Quote only the lines from the one containing "Give me a plain-text" through the final line, both included, and omit the pictures.

> [Exercise material]
..............................

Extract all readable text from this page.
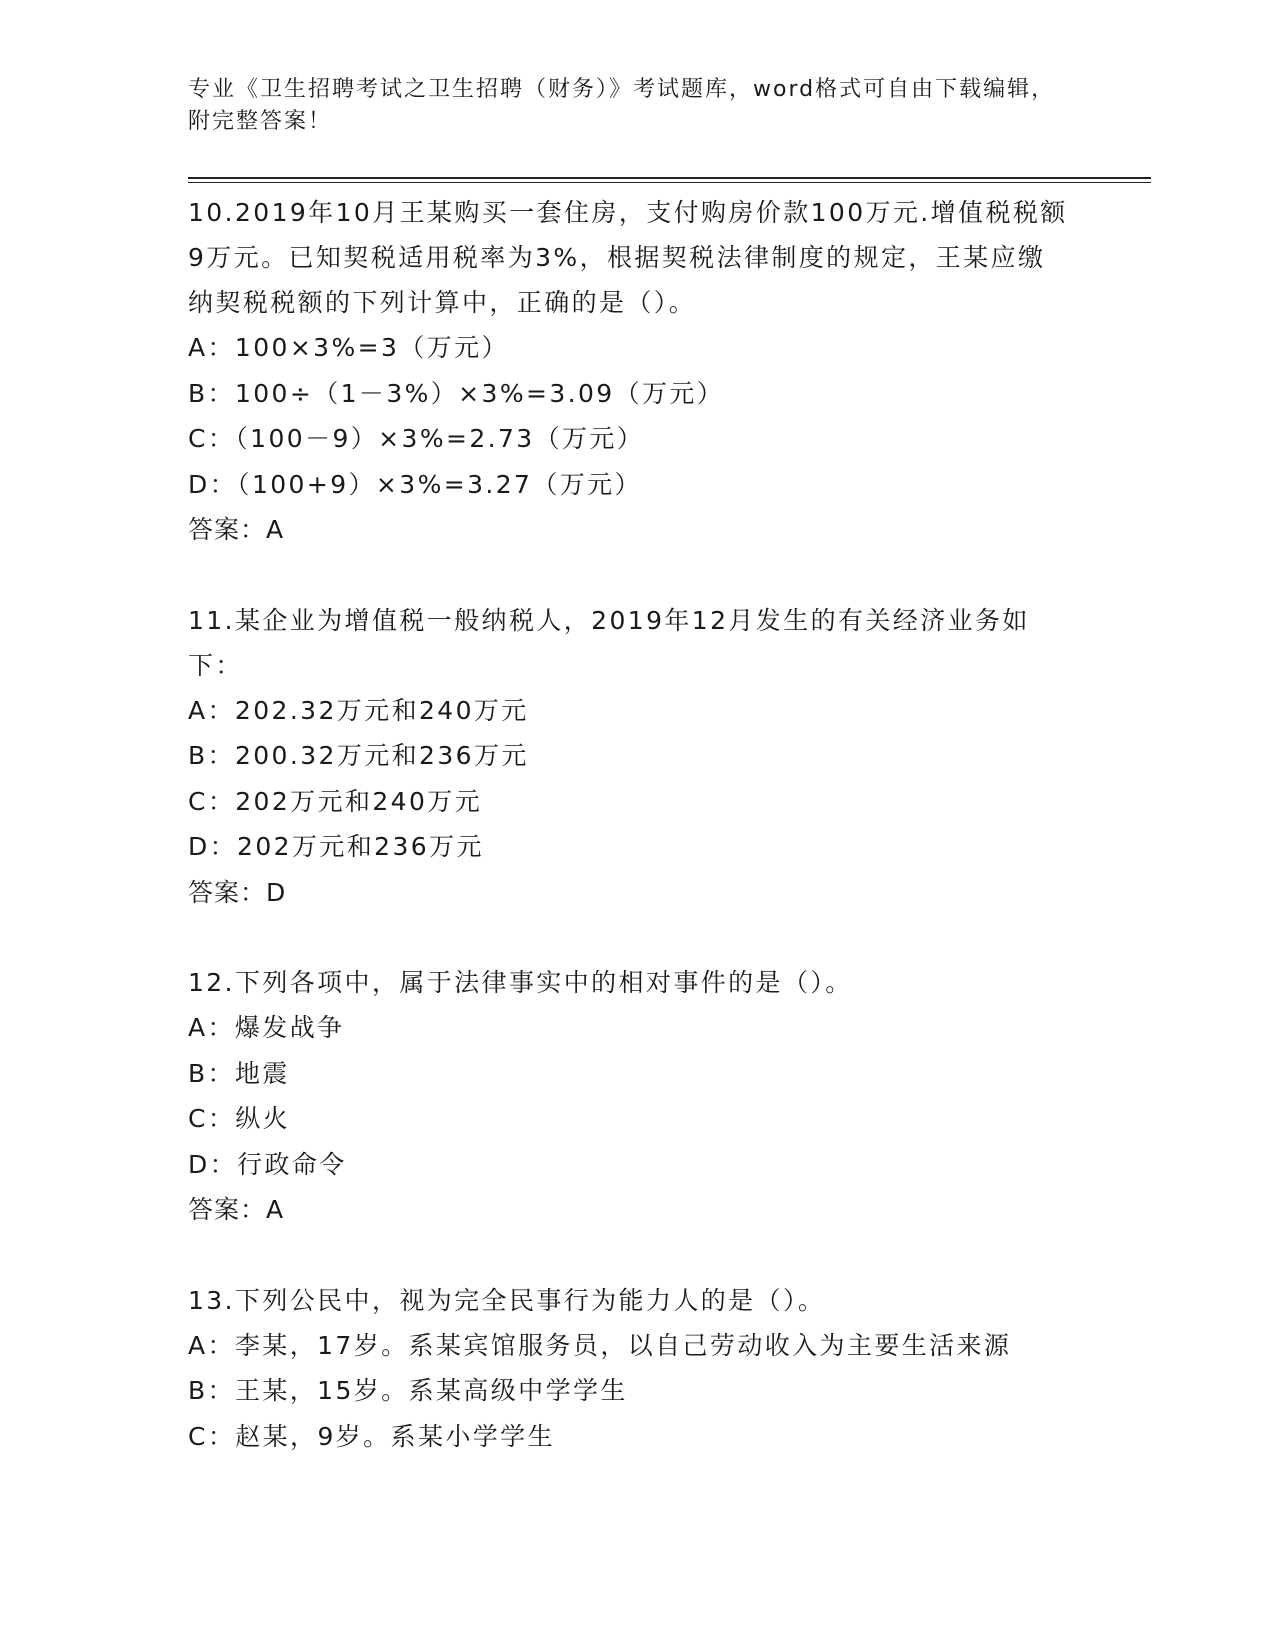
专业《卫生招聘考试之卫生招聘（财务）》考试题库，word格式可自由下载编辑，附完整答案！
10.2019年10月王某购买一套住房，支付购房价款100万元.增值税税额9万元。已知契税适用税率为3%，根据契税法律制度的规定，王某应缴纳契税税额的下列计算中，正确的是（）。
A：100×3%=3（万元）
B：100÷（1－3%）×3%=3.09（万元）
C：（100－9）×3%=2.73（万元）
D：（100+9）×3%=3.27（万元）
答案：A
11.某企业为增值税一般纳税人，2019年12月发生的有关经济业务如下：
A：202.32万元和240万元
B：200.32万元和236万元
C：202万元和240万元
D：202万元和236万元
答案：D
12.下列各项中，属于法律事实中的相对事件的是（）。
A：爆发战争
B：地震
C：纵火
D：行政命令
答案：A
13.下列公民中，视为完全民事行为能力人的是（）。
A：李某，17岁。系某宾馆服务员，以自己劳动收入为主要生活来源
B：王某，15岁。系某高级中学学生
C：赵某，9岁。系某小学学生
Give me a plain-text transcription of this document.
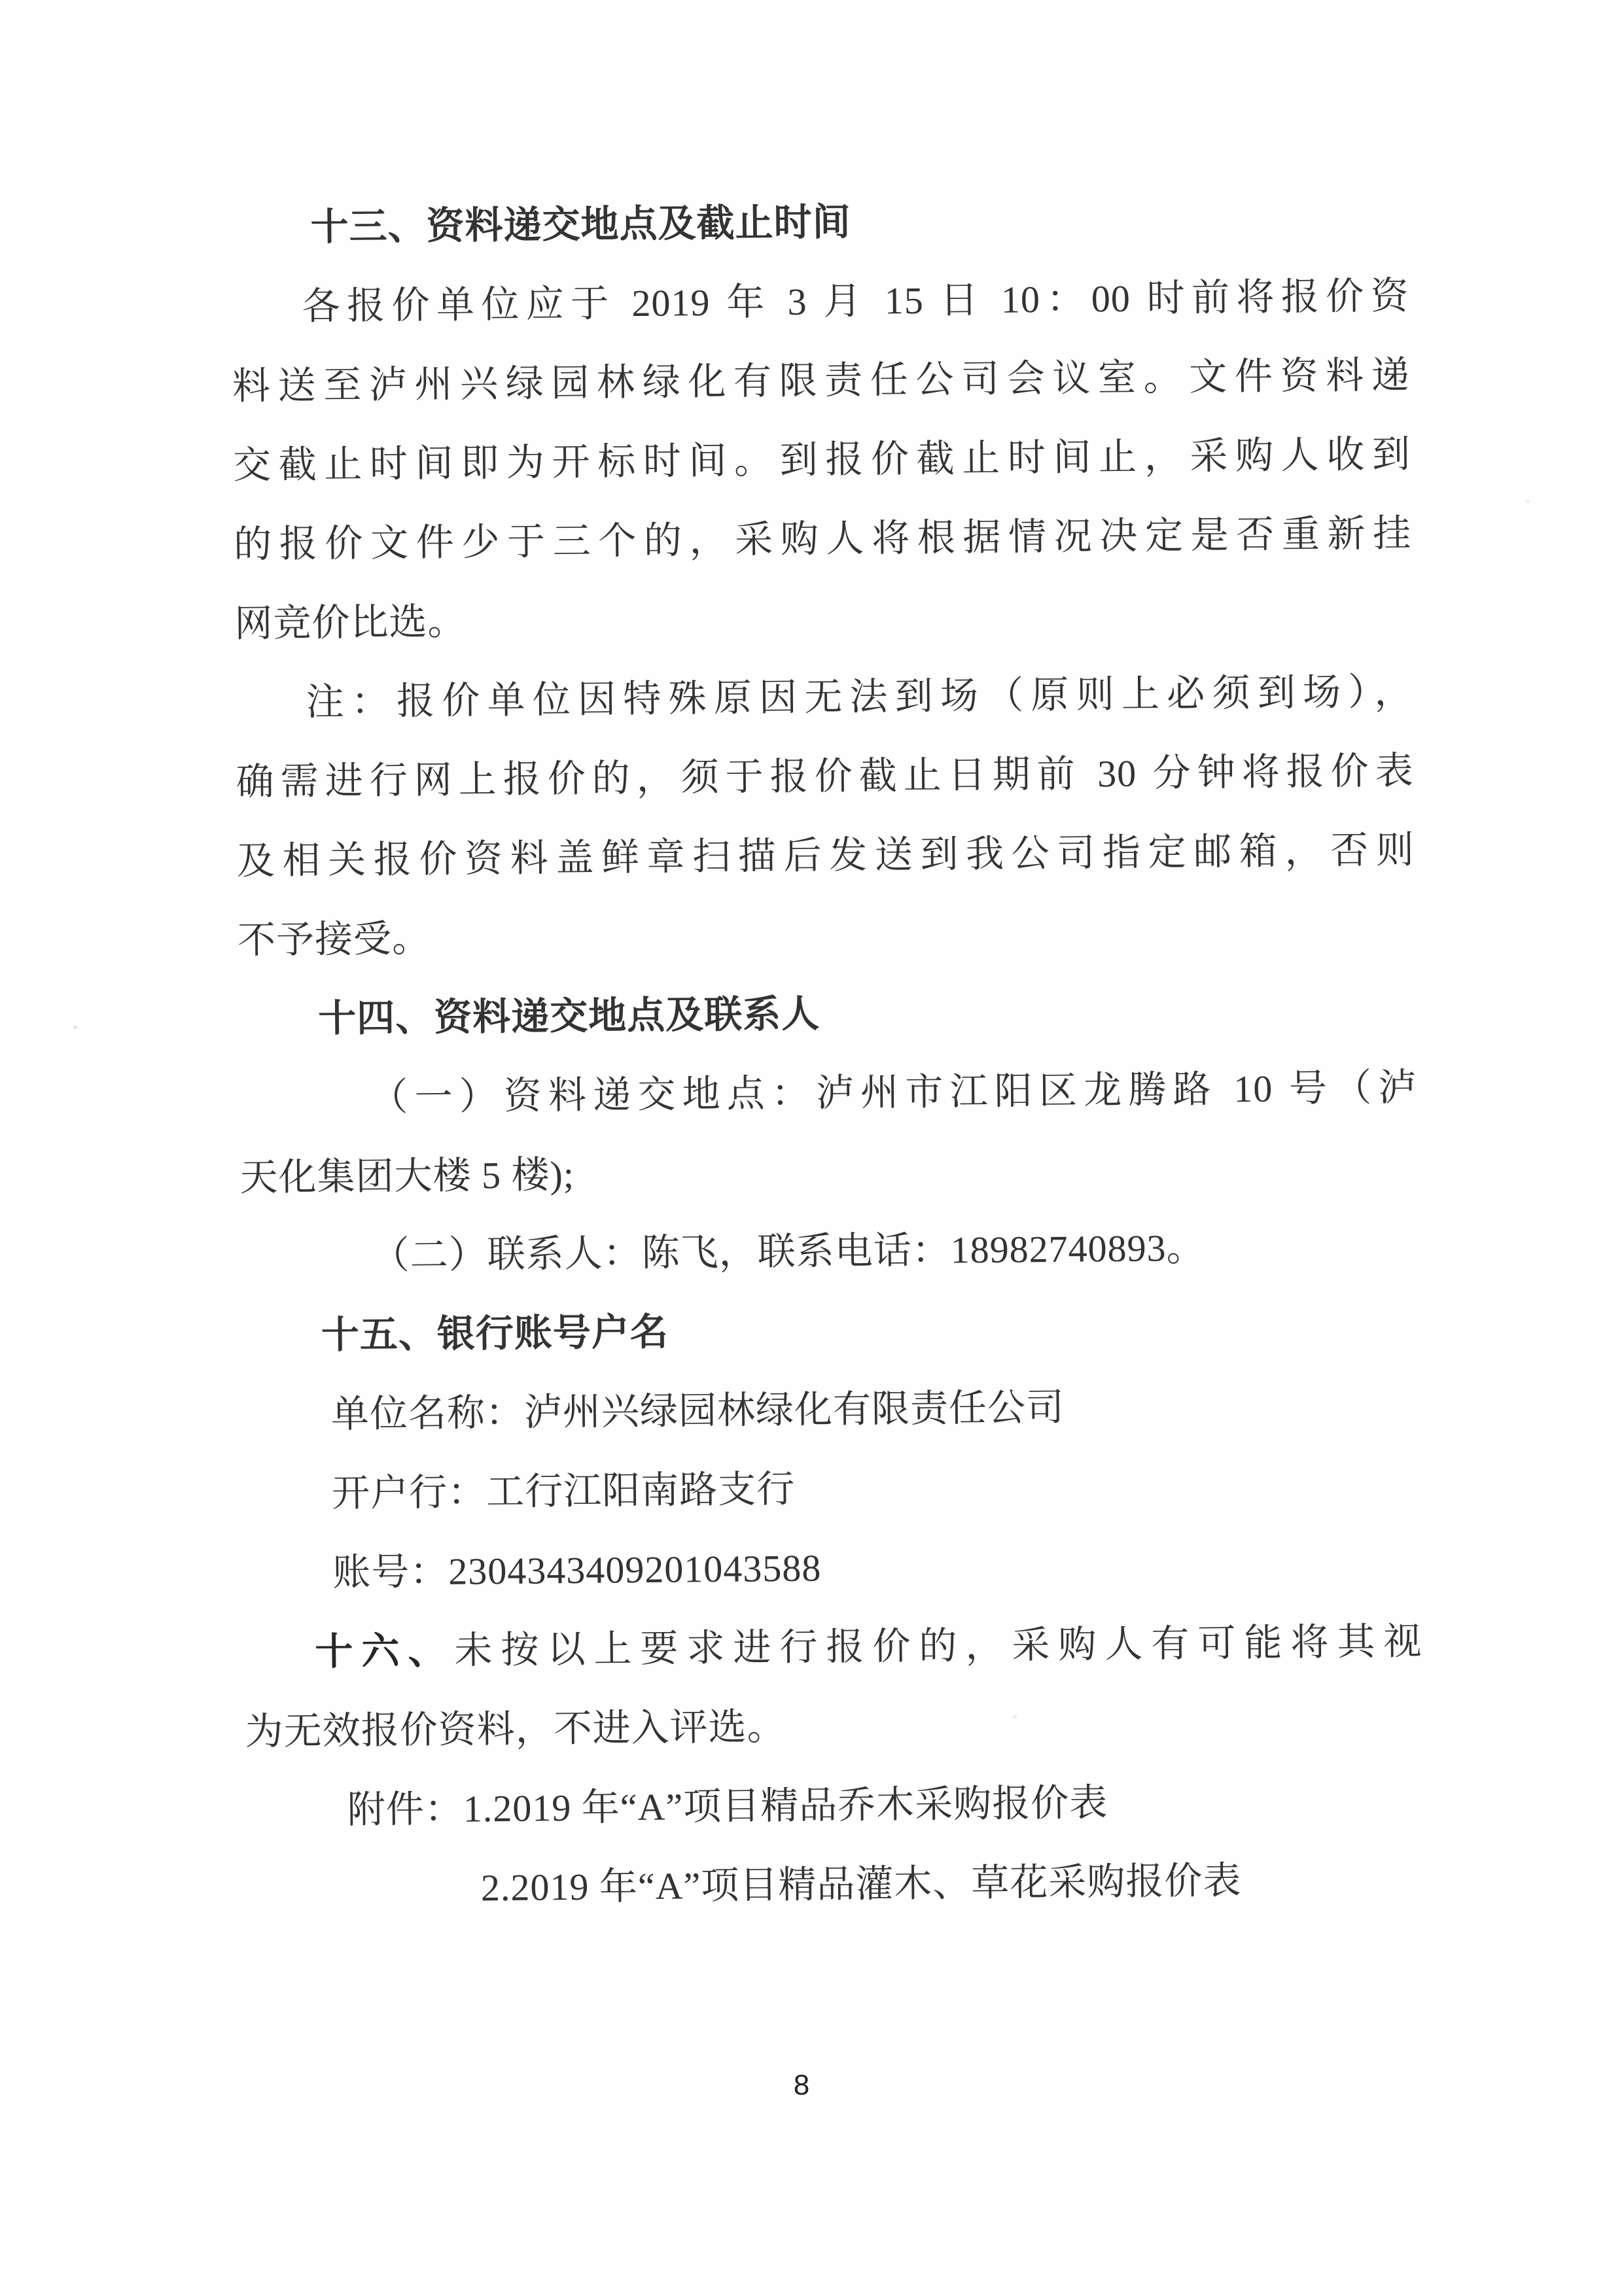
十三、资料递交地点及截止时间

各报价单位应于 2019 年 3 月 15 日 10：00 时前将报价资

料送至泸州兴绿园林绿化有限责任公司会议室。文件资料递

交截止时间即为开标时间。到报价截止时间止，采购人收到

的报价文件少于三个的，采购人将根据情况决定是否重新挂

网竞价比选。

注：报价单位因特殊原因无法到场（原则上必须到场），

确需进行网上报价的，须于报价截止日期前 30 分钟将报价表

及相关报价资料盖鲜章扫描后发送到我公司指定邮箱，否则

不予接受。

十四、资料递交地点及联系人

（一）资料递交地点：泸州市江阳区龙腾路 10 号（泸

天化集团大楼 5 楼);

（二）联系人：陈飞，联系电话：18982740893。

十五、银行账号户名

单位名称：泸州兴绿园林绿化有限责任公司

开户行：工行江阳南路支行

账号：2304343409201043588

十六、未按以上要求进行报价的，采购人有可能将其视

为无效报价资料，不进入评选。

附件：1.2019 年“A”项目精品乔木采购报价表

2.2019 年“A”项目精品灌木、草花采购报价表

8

..............................

> [Task output]
Give me a plain-text transcription of this document.
十三、资料递交地点及截止时间

各报价单位应于 2019 年 3 月 15 日 10：00 时前将报价资

料送至泸州兴绿园林绿化有限责任公司会议室。文件资料递

交截止时间即为开标时间。到报价截止时间止，采购人收到

的报价文件少于三个的，采购人将根据情况决定是否重新挂

网竞价比选。

注：报价单位因特殊原因无法到场（原则上必须到场），

确需进行网上报价的，须于报价截止日期前 30 分钟将报价表

及相关报价资料盖鲜章扫描后发送到我公司指定邮箱，否则

不予接受。

十四、资料递交地点及联系人

（一）资料递交地点：泸州市江阳区龙腾路 10 号（泸

天化集团大楼 5 楼);

（二）联系人：陈飞，联系电话：18982740893。

十五、银行账号户名

单位名称：泸州兴绿园林绿化有限责任公司

开户行：工行江阳南路支行

账号：2304343409201043588

十六、未按以上要求进行报价的，采购人有可能将其视

为无效报价资料，不进入评选。

附件：1.2019 年“A”项目精品乔木采购报价表

2.2019 年“A”项目精品灌木、草花采购报价表

8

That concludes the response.